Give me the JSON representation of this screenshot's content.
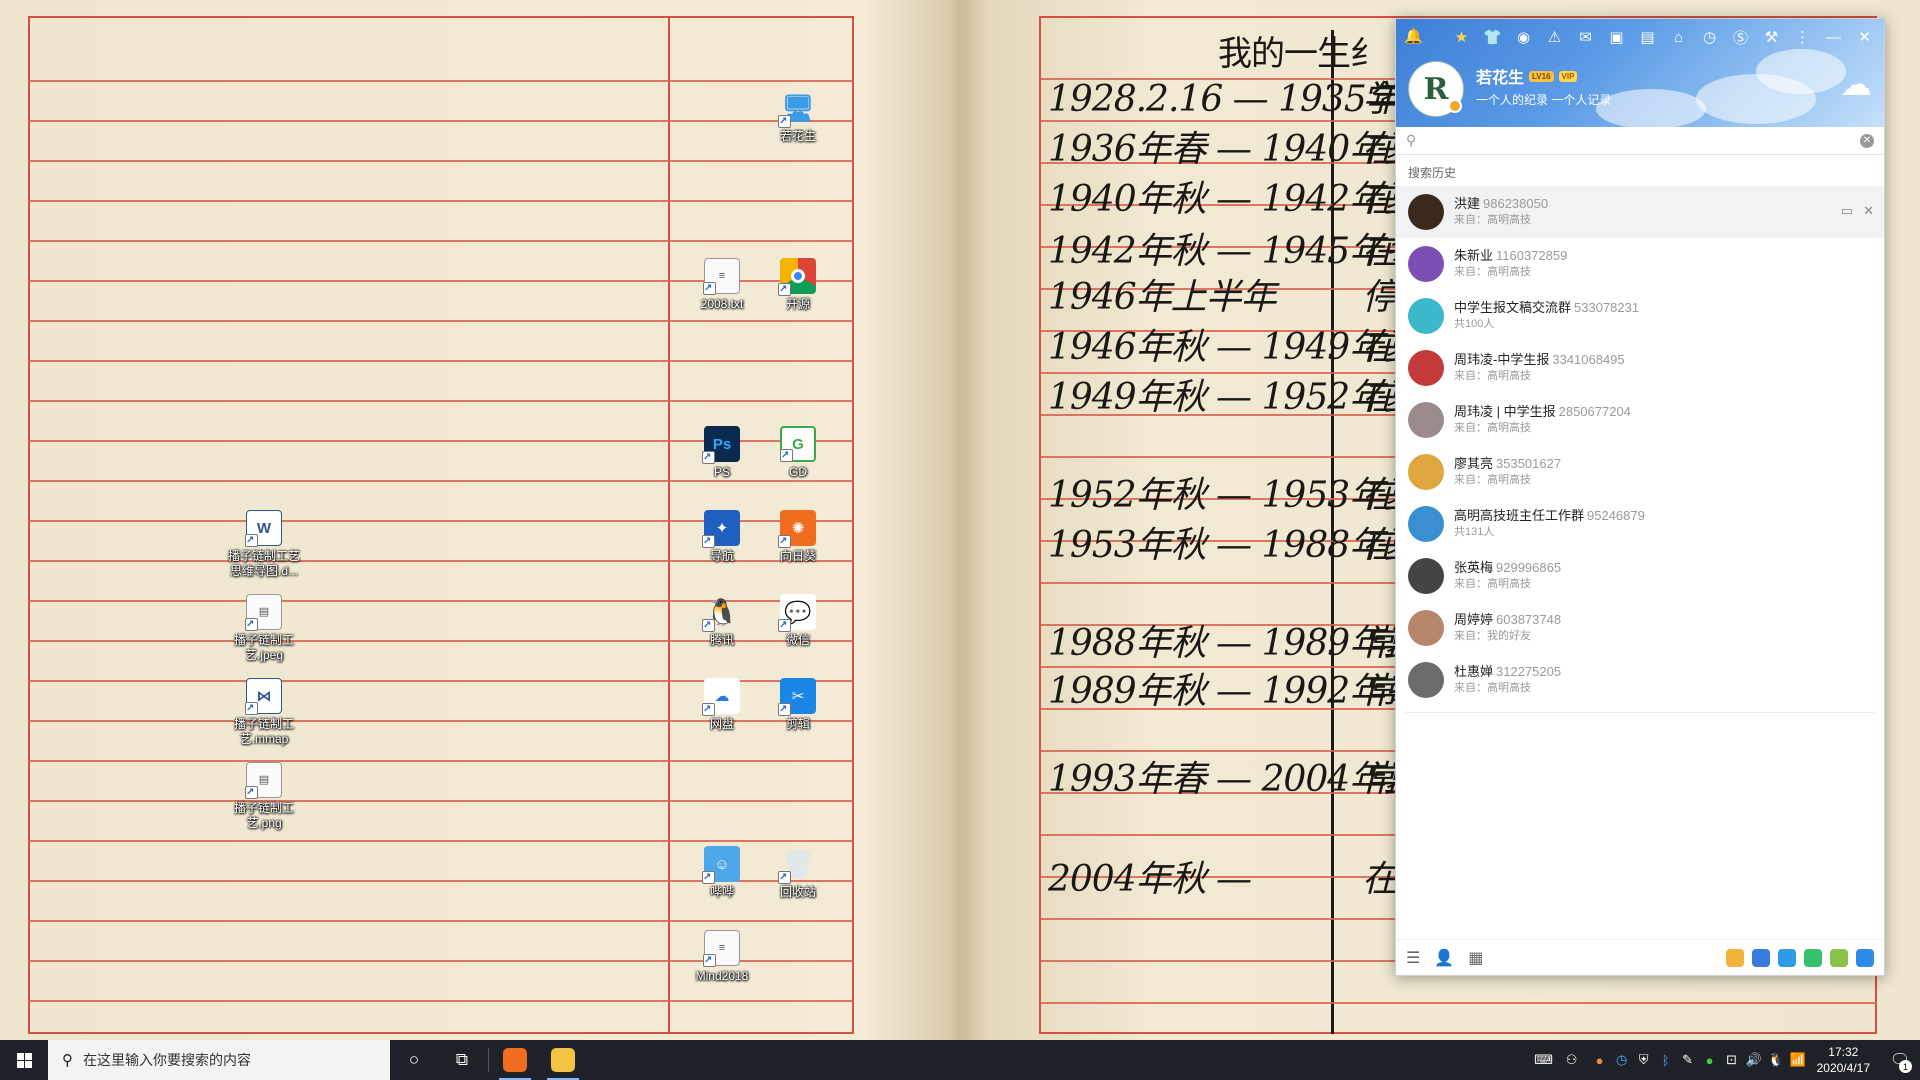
{
  "wallpaper": {
    "title_fragment": "我的一生纟",
    "entries": [
      "1928.2.16 — 1935年冬",
      "1936年春 — 1940年夏",
      "1940年秋 — 1942年夏",
      "1942年秋 — 1945年冬",
      "1946年上半年",
      "1946年秋 — 1949年夏",
      "1949年秋 — 1952年夏",
      "1952年秋 — 1953年夏",
      "1953年秋 — 1988年夏",
      "1988年秋 — 1989年夏",
      "1989年秋 — 1992年冬",
      "1993年春 — 2004年夏",
      "2004年秋 —"
    ],
    "side_glyphs": [
      "学",
      "在",
      "在",
      "在",
      "停",
      "在",
      "在",
      "在",
      "在",
      "常",
      "常",
      "常",
      "在"
    ]
  },
  "desktop_icons": [
    {
      "name": "若花生",
      "glyph": "🖥",
      "style": "g-pc",
      "icon": "computer-icon"
    },
    {
      "name": "2008.txt",
      "glyph": "≡",
      "style": "g-doc",
      "icon": "text-file-icon"
    },
    {
      "name": "开源",
      "glyph": "",
      "style": "g-chrome",
      "icon": "chrome-icon"
    },
    {
      "name": "PS",
      "glyph": "Ps",
      "style": "g-ps",
      "icon": "photoshop-icon"
    },
    {
      "name": "GD",
      "glyph": "G",
      "style": "g-gd",
      "icon": "gd-icon"
    },
    {
      "name": "导航",
      "glyph": "✦",
      "style": "g-map",
      "icon": "map-icon"
    },
    {
      "name": "向日葵",
      "glyph": "✺",
      "style": "g-xiang",
      "icon": "sunflower-icon"
    },
    {
      "name": "腾讯",
      "glyph": "🐧",
      "style": "g-qq",
      "icon": "qq-icon"
    },
    {
      "name": "微信",
      "glyph": "💬",
      "style": "g-wx",
      "icon": "wechat-icon"
    },
    {
      "name": "网盘",
      "glyph": "☁",
      "style": "g-pan",
      "icon": "cloud-drive-icon"
    },
    {
      "name": "剪辑",
      "glyph": "✂",
      "style": "g-cut",
      "icon": "video-editor-icon"
    },
    {
      "name": "哔哔",
      "glyph": "☺",
      "style": "g-bb",
      "icon": "bibi-icon"
    },
    {
      "name": "回收站",
      "glyph": "🗑",
      "style": "g-bin",
      "icon": "recycle-bin-icon"
    },
    {
      "name": "Mind2018",
      "glyph": "≡",
      "style": "g-doc",
      "icon": "mind-file-icon"
    },
    {
      "name": "播子链制工艺思维导图.d...",
      "glyph": "W",
      "style": "g-word",
      "icon": "word-file-icon"
    },
    {
      "name": "播子链制工艺.jpeg",
      "glyph": "▤",
      "style": "g-doc",
      "icon": "image-file-icon"
    },
    {
      "name": "播子链制工艺.mmap",
      "glyph": "⋈",
      "style": "g-word",
      "icon": "mindmap-file-icon"
    },
    {
      "name": "播子链制工艺.png",
      "glyph": "▤",
      "style": "g-doc",
      "icon": "png-file-icon"
    }
  ],
  "qq": {
    "nickname": "若花生",
    "level_badge": "LV16",
    "vip_badge": "VIP",
    "signature": "一个人的纪录 一个人记录",
    "avatar_letter": "R",
    "search_placeholder": "",
    "history_label": "搜索历史",
    "contacts": [
      {
        "name": "洪建",
        "number": "986238050",
        "sub": "来自：高明高技",
        "color": "#3a2a1e"
      },
      {
        "name": "朱新业",
        "number": "1160372859",
        "sub": "来自：高明高技",
        "color": "#7c4fb5"
      },
      {
        "name": "中学生报文稿交流群",
        "number": "533078231",
        "sub": "共100人",
        "color": "#3bb8c9"
      },
      {
        "name": "周玮凌-中学生报",
        "number": "3341068495",
        "sub": "来自：高明高技",
        "color": "#c23a3a"
      },
      {
        "name": "周玮凌 | 中学生报",
        "number": "2850677204",
        "sub": "来自：高明高技",
        "color": "#9a8c8c"
      },
      {
        "name": "廖其亮",
        "number": "353501627",
        "sub": "来自：高明高技",
        "color": "#e0a640"
      },
      {
        "name": "高明高技班主任工作群",
        "number": "95246879",
        "sub": "共131人",
        "color": "#3a8fd0"
      },
      {
        "name": "张英梅",
        "number": "929996865",
        "sub": "来自：高明高技",
        "color": "#444"
      },
      {
        "name": "周婷婷",
        "number": "603873748",
        "sub": "来自：我的好友",
        "color": "#b8866b"
      },
      {
        "name": "杜惠婵",
        "number": "312275205",
        "sub": "来自：高明高技",
        "color": "#6b6b6b"
      }
    ]
  },
  "taskbar": {
    "search_placeholder": "在这里输入你要搜索的内容",
    "time": "17:32",
    "date": "2020/4/17",
    "notif_count": "1"
  }
}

**THE TASK**
Without including any picture, retype the entries exactly.

**SOLUTION**
Give me the JSON representation of this screenshot's content.
{
  "wallpaper": {
    "title_fragment": "我的一生纟",
    "entries": [
      "1928.2.16 — 1935年冬",
      "1936年春 — 1940年夏",
      "1940年秋 — 1942年夏",
      "1942年秋 — 1945年冬",
      "1946年上半年",
      "1946年秋 — 1949年夏",
      "1949年秋 — 1952年夏",
      "1952年秋 — 1953年夏",
      "1953年秋 — 1988年夏",
      "1988年秋 — 1989年夏",
      "1989年秋 — 1992年冬",
      "1993年春 — 2004年夏",
      "2004年秋 —"
    ],
    "side_glyphs": [
      "学",
      "在",
      "在",
      "在",
      "停",
      "在",
      "在",
      "在",
      "在",
      "常",
      "常",
      "常",
      "在"
    ]
  },
  "desktop_icons": [
    {
      "name": "若花生",
      "glyph": "🖥",
      "style": "g-pc",
      "icon": "computer-icon"
    },
    {
      "name": "2008.txt",
      "glyph": "≡",
      "style": "g-doc",
      "icon": "text-file-icon"
    },
    {
      "name": "开源",
      "glyph": "",
      "style": "g-chrome",
      "icon": "chrome-icon"
    },
    {
      "name": "PS",
      "glyph": "Ps",
      "style": "g-ps",
      "icon": "photoshop-icon"
    },
    {
      "name": "GD",
      "glyph": "G",
      "style": "g-gd",
      "icon": "gd-icon"
    },
    {
      "name": "导航",
      "glyph": "✦",
      "style": "g-map",
      "icon": "map-icon"
    },
    {
      "name": "向日葵",
      "glyph": "✺",
      "style": "g-xiang",
      "icon": "sunflower-icon"
    },
    {
      "name": "腾讯",
      "glyph": "🐧",
      "style": "g-qq",
      "icon": "qq-icon"
    },
    {
      "name": "微信",
      "glyph": "💬",
      "style": "g-wx",
      "icon": "wechat-icon"
    },
    {
      "name": "网盘",
      "glyph": "☁",
      "style": "g-pan",
      "icon": "cloud-drive-icon"
    },
    {
      "name": "剪辑",
      "glyph": "✂",
      "style": "g-cut",
      "icon": "video-editor-icon"
    },
    {
      "name": "哔哔",
      "glyph": "☺",
      "style": "g-bb",
      "icon": "bibi-icon"
    },
    {
      "name": "回收站",
      "glyph": "🗑",
      "style": "g-bin",
      "icon": "recycle-bin-icon"
    },
    {
      "name": "Mind2018",
      "glyph": "≡",
      "style": "g-doc",
      "icon": "mind-file-icon"
    },
    {
      "name": "播子链制工艺思维导图.d...",
      "glyph": "W",
      "style": "g-word",
      "icon": "word-file-icon"
    },
    {
      "name": "播子链制工艺.jpeg",
      "glyph": "▤",
      "style": "g-doc",
      "icon": "image-file-icon"
    },
    {
      "name": "播子链制工艺.mmap",
      "glyph": "⋈",
      "style": "g-word",
      "icon": "mindmap-file-icon"
    },
    {
      "name": "播子链制工艺.png",
      "glyph": "▤",
      "style": "g-doc",
      "icon": "png-file-icon"
    }
  ],
  "qq": {
    "nickname": "若花生",
    "level_badge": "LV16",
    "vip_badge": "VIP",
    "signature": "一个人的纪录 一个人记录",
    "avatar_letter": "R",
    "search_placeholder": "",
    "history_label": "搜索历史",
    "contacts": [
      {
        "name": "洪建",
        "number": "986238050",
        "sub": "来自：高明高技",
        "color": "#3a2a1e"
      },
      {
        "name": "朱新业",
        "number": "1160372859",
        "sub": "来自：高明高技",
        "color": "#7c4fb5"
      },
      {
        "name": "中学生报文稿交流群",
        "number": "533078231",
        "sub": "共100人",
        "color": "#3bb8c9"
      },
      {
        "name": "周玮凌-中学生报",
        "number": "3341068495",
        "sub": "来自：高明高技",
        "color": "#c23a3a"
      },
      {
        "name": "周玮凌 | 中学生报",
        "number": "2850677204",
        "sub": "来自：高明高技",
        "color": "#9a8c8c"
      },
      {
        "name": "廖其亮",
        "number": "353501627",
        "sub": "来自：高明高技",
        "color": "#e0a640"
      },
      {
        "name": "高明高技班主任工作群",
        "number": "95246879",
        "sub": "共131人",
        "color": "#3a8fd0"
      },
      {
        "name": "张英梅",
        "number": "929996865",
        "sub": "来自：高明高技",
        "color": "#444"
      },
      {
        "name": "周婷婷",
        "number": "603873748",
        "sub": "来自：我的好友",
        "color": "#b8866b"
      },
      {
        "name": "杜惠婵",
        "number": "312275205",
        "sub": "来自：高明高技",
        "color": "#6b6b6b"
      }
    ]
  },
  "taskbar": {
    "search_placeholder": "在这里输入你要搜索的内容",
    "time": "17:32",
    "date": "2020/4/17",
    "notif_count": "1"
  }
}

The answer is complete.